**To be done**
Pull out all lines from the listing below in which the word "JSON" appears.

**Exercise materials**
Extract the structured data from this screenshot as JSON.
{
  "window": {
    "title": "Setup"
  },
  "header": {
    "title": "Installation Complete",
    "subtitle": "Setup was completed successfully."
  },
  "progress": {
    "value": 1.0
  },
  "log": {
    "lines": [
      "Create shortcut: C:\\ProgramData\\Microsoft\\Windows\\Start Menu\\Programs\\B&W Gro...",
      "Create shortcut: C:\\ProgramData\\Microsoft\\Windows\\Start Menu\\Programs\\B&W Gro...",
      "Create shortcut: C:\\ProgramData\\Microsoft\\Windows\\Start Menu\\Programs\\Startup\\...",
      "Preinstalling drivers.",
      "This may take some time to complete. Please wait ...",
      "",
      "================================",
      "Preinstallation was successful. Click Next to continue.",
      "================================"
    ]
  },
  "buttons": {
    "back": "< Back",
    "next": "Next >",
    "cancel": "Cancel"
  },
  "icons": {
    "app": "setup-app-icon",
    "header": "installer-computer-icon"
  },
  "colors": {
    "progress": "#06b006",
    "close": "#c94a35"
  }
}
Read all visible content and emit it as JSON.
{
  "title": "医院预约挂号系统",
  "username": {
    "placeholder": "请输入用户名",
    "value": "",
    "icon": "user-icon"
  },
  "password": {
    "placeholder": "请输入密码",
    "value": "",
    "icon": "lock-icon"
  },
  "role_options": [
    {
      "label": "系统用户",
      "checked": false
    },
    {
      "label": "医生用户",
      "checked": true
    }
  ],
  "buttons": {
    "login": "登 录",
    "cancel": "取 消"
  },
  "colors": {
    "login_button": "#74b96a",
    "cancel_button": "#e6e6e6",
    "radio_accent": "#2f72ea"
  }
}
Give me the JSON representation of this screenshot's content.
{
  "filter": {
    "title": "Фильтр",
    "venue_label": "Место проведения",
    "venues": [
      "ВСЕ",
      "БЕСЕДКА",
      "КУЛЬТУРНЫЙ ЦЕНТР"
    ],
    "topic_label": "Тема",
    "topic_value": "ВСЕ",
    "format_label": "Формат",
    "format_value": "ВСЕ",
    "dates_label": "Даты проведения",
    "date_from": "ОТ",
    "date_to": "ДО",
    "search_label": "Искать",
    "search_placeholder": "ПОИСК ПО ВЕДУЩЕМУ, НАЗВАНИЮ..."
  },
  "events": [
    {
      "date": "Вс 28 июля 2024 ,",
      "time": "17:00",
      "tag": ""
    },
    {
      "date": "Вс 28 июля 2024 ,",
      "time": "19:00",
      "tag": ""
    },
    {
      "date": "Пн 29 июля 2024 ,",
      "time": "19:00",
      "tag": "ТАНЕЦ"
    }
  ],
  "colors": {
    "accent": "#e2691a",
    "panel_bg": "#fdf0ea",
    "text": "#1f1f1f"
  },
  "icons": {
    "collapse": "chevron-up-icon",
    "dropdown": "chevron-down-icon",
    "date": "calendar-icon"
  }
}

**Written solution**
Extract the structured data from this screenshot as JSON.
Read all visible content and emit it as JSON.
Give me the JSON representation of this screenshot's content.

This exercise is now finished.